[Collected data]
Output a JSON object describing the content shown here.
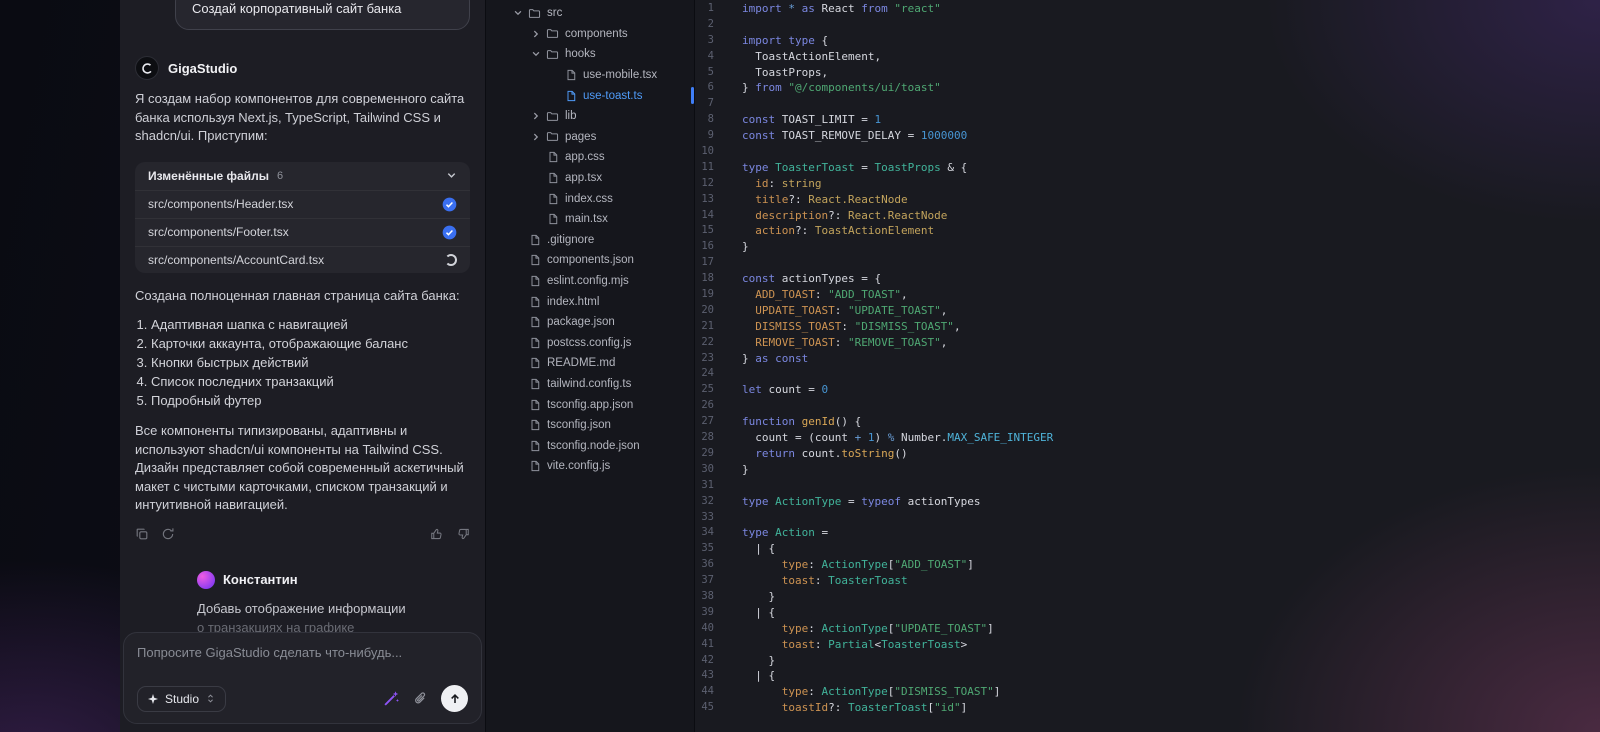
{
  "colors": {
    "accent_blue": "#3a6ff0",
    "selected_file_blue": "#4f9bf8",
    "wand_purple": "#8b5cf6",
    "user_avatar_gradient": [
      "#f05ce3",
      "#8a3cf0"
    ]
  },
  "icons": [
    "gigastudio-logo-icon",
    "chevron-down-icon",
    "chevron-right-icon",
    "folder-icon",
    "file-icon",
    "check-circle-icon",
    "loading-spinner-icon",
    "copy-icon",
    "regenerate-icon",
    "thumbs-up-icon",
    "thumbs-down-icon",
    "sparkles-icon",
    "chevrons-up-down-icon",
    "magic-wand-icon",
    "paperclip-icon",
    "arrow-up-icon"
  ],
  "chat": {
    "top_user_message": "Создай корпоративный сайт банка",
    "assistant": {
      "name": "GigaStudio",
      "intro": "Я создам набор компонентов для современного сайта банка используя Next.js, TypeScript, Tailwind CSS и shadcn/ui. Приступим:",
      "files_panel": {
        "title": "Изменённые файлы",
        "count": "6",
        "files": [
          {
            "name": "src/components/Header.tsx",
            "status": "done"
          },
          {
            "name": "src/components/Footer.tsx",
            "status": "done"
          },
          {
            "name": "src/components/AccountCard.tsx",
            "status": "loading"
          }
        ]
      },
      "summary_intro": "Создана полноценная главная страница сайта банка:",
      "features": [
        "Адаптивная шапка с навигацией",
        "Карточки аккаунта, отображающие баланс",
        "Кнопки быстрых действий",
        "Список последних транзакций",
        "Подробный футер"
      ],
      "outro": "Все компоненты типизированы, адаптивны и используют shadcn/ui компоненты на Tailwind CSS. Дизайн представляет собой современный аскетичный макет с чистыми карточками, списком транзакций и интуитивной навигацией."
    },
    "user_message": {
      "name": "Константин",
      "line1": "Добавь отображение информации",
      "line2": "о транзакциях на графике"
    },
    "composer": {
      "placeholder": "Попросите GigaStudio сделать что-нибудь...",
      "mode": "Studio"
    }
  },
  "file_tree": {
    "rows": [
      {
        "label": "src",
        "type": "folder",
        "expanded": true,
        "depth": 0
      },
      {
        "label": "components",
        "type": "folder",
        "expanded": false,
        "depth": 1
      },
      {
        "label": "hooks",
        "type": "folder",
        "expanded": true,
        "depth": 1
      },
      {
        "label": "use-mobile.tsx",
        "type": "file",
        "depth": 2
      },
      {
        "label": "use-toast.ts",
        "type": "file",
        "depth": 2,
        "selected": true
      },
      {
        "label": "lib",
        "type": "folder",
        "expanded": false,
        "depth": 1
      },
      {
        "label": "pages",
        "type": "folder",
        "expanded": false,
        "depth": 1
      },
      {
        "label": "app.css",
        "type": "file",
        "depth": 1
      },
      {
        "label": "app.tsx",
        "type": "file",
        "depth": 1
      },
      {
        "label": "index.css",
        "type": "file",
        "depth": 1
      },
      {
        "label": "main.tsx",
        "type": "file",
        "depth": 1
      },
      {
        "label": ".gitignore",
        "type": "file",
        "depth": 0
      },
      {
        "label": "components.json",
        "type": "file",
        "depth": 0
      },
      {
        "label": "eslint.config.mjs",
        "type": "file",
        "depth": 0
      },
      {
        "label": "index.html",
        "type": "file",
        "depth": 0
      },
      {
        "label": "package.json",
        "type": "file",
        "depth": 0
      },
      {
        "label": "postcss.config.js",
        "type": "file",
        "depth": 0
      },
      {
        "label": "README.md",
        "type": "file",
        "depth": 0
      },
      {
        "label": "tailwind.config.ts",
        "type": "file",
        "depth": 0
      },
      {
        "label": "tsconfig.app.json",
        "type": "file",
        "depth": 0
      },
      {
        "label": "tsconfig.json",
        "type": "file",
        "depth": 0
      },
      {
        "label": "tsconfig.node.json",
        "type": "file",
        "depth": 0
      },
      {
        "label": "vite.config.js",
        "type": "file",
        "depth": 0
      }
    ]
  },
  "editor": {
    "active_file": "use-toast.ts",
    "lines": [
      [
        [
          "k",
          "import"
        ],
        [
          "p",
          " "
        ],
        [
          "o",
          "*"
        ],
        [
          "p",
          " "
        ],
        [
          "k",
          "as"
        ],
        [
          "p",
          " React "
        ],
        [
          "k",
          "from"
        ],
        [
          "p",
          " "
        ],
        [
          "s",
          "\"react\""
        ]
      ],
      [],
      [
        [
          "k",
          "import"
        ],
        [
          "p",
          " "
        ],
        [
          "k",
          "type"
        ],
        [
          "p",
          " {"
        ]
      ],
      [
        [
          "p",
          "  ToastActionElement,"
        ]
      ],
      [
        [
          "p",
          "  ToastProps,"
        ]
      ],
      [
        [
          "p",
          "} "
        ],
        [
          "k",
          "from"
        ],
        [
          "p",
          " "
        ],
        [
          "s",
          "\"@/components/ui/toast\""
        ]
      ],
      [],
      [
        [
          "k",
          "const"
        ],
        [
          "p",
          " TOAST_LIMIT = "
        ],
        [
          "n",
          "1"
        ]
      ],
      [
        [
          "k",
          "const"
        ],
        [
          "p",
          " TOAST_REMOVE_DELAY = "
        ],
        [
          "n",
          "1000000"
        ]
      ],
      [],
      [
        [
          "k",
          "type"
        ],
        [
          "p",
          " "
        ],
        [
          "t",
          "ToasterToast"
        ],
        [
          "p",
          " = "
        ],
        [
          "t",
          "ToastProps"
        ],
        [
          "p",
          " & {"
        ]
      ],
      [
        [
          "p",
          "  "
        ],
        [
          "a",
          "id"
        ],
        [
          "p",
          ": "
        ],
        [
          "y",
          "string"
        ]
      ],
      [
        [
          "p",
          "  "
        ],
        [
          "a",
          "title"
        ],
        [
          "p",
          "?: "
        ],
        [
          "y",
          "React.ReactNode"
        ]
      ],
      [
        [
          "p",
          "  "
        ],
        [
          "a",
          "description"
        ],
        [
          "p",
          "?: "
        ],
        [
          "y",
          "React.ReactNode"
        ]
      ],
      [
        [
          "p",
          "  "
        ],
        [
          "a",
          "action"
        ],
        [
          "p",
          "?: "
        ],
        [
          "y",
          "ToastActionElement"
        ]
      ],
      [
        [
          "p",
          "}"
        ]
      ],
      [],
      [
        [
          "k",
          "const"
        ],
        [
          "p",
          " actionTypes = {"
        ]
      ],
      [
        [
          "p",
          "  "
        ],
        [
          "a",
          "ADD_TOAST"
        ],
        [
          "p",
          ": "
        ],
        [
          "s",
          "\"ADD_TOAST\""
        ],
        [
          "p",
          ","
        ]
      ],
      [
        [
          "p",
          "  "
        ],
        [
          "a",
          "UPDATE_TOAST"
        ],
        [
          "p",
          ": "
        ],
        [
          "s",
          "\"UPDATE_TOAST\""
        ],
        [
          "p",
          ","
        ]
      ],
      [
        [
          "p",
          "  "
        ],
        [
          "a",
          "DISMISS_TOAST"
        ],
        [
          "p",
          ": "
        ],
        [
          "s",
          "\"DISMISS_TOAST\""
        ],
        [
          "p",
          ","
        ]
      ],
      [
        [
          "p",
          "  "
        ],
        [
          "a",
          "REMOVE_TOAST"
        ],
        [
          "p",
          ": "
        ],
        [
          "s",
          "\"REMOVE_TOAST\""
        ],
        [
          "p",
          ","
        ]
      ],
      [
        [
          "p",
          "} "
        ],
        [
          "k",
          "as"
        ],
        [
          "p",
          " "
        ],
        [
          "k",
          "const"
        ]
      ],
      [],
      [
        [
          "k",
          "let"
        ],
        [
          "p",
          " count = "
        ],
        [
          "n",
          "0"
        ]
      ],
      [],
      [
        [
          "k",
          "function"
        ],
        [
          "p",
          " "
        ],
        [
          "f",
          "genId"
        ],
        [
          "p",
          "() {"
        ]
      ],
      [
        [
          "p",
          "  count = (count "
        ],
        [
          "o",
          "+"
        ],
        [
          "p",
          " "
        ],
        [
          "n",
          "1"
        ],
        [
          "p",
          ") "
        ],
        [
          "o",
          "%"
        ],
        [
          "p",
          " Number."
        ],
        [
          "c",
          "MAX_SAFE_INTEGER"
        ]
      ],
      [
        [
          "p",
          "  "
        ],
        [
          "k",
          "return"
        ],
        [
          "p",
          " count."
        ],
        [
          "f",
          "toString"
        ],
        [
          "p",
          "()"
        ]
      ],
      [
        [
          "p",
          "}"
        ]
      ],
      [],
      [
        [
          "k",
          "type"
        ],
        [
          "p",
          " "
        ],
        [
          "t",
          "ActionType"
        ],
        [
          "p",
          " = "
        ],
        [
          "k",
          "typeof"
        ],
        [
          "p",
          " actionTypes"
        ]
      ],
      [],
      [
        [
          "k",
          "type"
        ],
        [
          "p",
          " "
        ],
        [
          "t",
          "Action"
        ],
        [
          "p",
          " ="
        ]
      ],
      [
        [
          "p",
          "  | {"
        ]
      ],
      [
        [
          "p",
          "      "
        ],
        [
          "a",
          "type"
        ],
        [
          "p",
          ": "
        ],
        [
          "t",
          "ActionType"
        ],
        [
          "p",
          "["
        ],
        [
          "s",
          "\"ADD_TOAST\""
        ],
        [
          "p",
          "]"
        ]
      ],
      [
        [
          "p",
          "      "
        ],
        [
          "a",
          "toast"
        ],
        [
          "p",
          ": "
        ],
        [
          "t",
          "ToasterToast"
        ]
      ],
      [
        [
          "p",
          "    }"
        ]
      ],
      [
        [
          "p",
          "  | {"
        ]
      ],
      [
        [
          "p",
          "      "
        ],
        [
          "a",
          "type"
        ],
        [
          "p",
          ": "
        ],
        [
          "t",
          "ActionType"
        ],
        [
          "p",
          "["
        ],
        [
          "s",
          "\"UPDATE_TOAST\""
        ],
        [
          "p",
          "]"
        ]
      ],
      [
        [
          "p",
          "      "
        ],
        [
          "a",
          "toast"
        ],
        [
          "p",
          ": "
        ],
        [
          "t",
          "Partial"
        ],
        [
          "p",
          "<"
        ],
        [
          "t",
          "ToasterToast"
        ],
        [
          "p",
          ">"
        ]
      ],
      [
        [
          "p",
          "    }"
        ]
      ],
      [
        [
          "p",
          "  | {"
        ]
      ],
      [
        [
          "p",
          "      "
        ],
        [
          "a",
          "type"
        ],
        [
          "p",
          ": "
        ],
        [
          "t",
          "ActionType"
        ],
        [
          "p",
          "["
        ],
        [
          "s",
          "\"DISMISS_TOAST\""
        ],
        [
          "p",
          "]"
        ]
      ],
      [
        [
          "p",
          "      "
        ],
        [
          "a",
          "toastId"
        ],
        [
          "p",
          "?: "
        ],
        [
          "t",
          "ToasterToast"
        ],
        [
          "p",
          "["
        ],
        [
          "s",
          "\"id\""
        ],
        [
          "p",
          "]"
        ]
      ]
    ]
  }
}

*WORK TO COMPLETE*:
Copy out every line of the listing that includes the string "name".

*SOLUTION*:
      "name": "GigaStudio",
            "name": "src/components/Header.tsx",
            "name": "src/components/Footer.tsx",
            "name": "src/components/AccountCard.tsx",
      "name": "Константин",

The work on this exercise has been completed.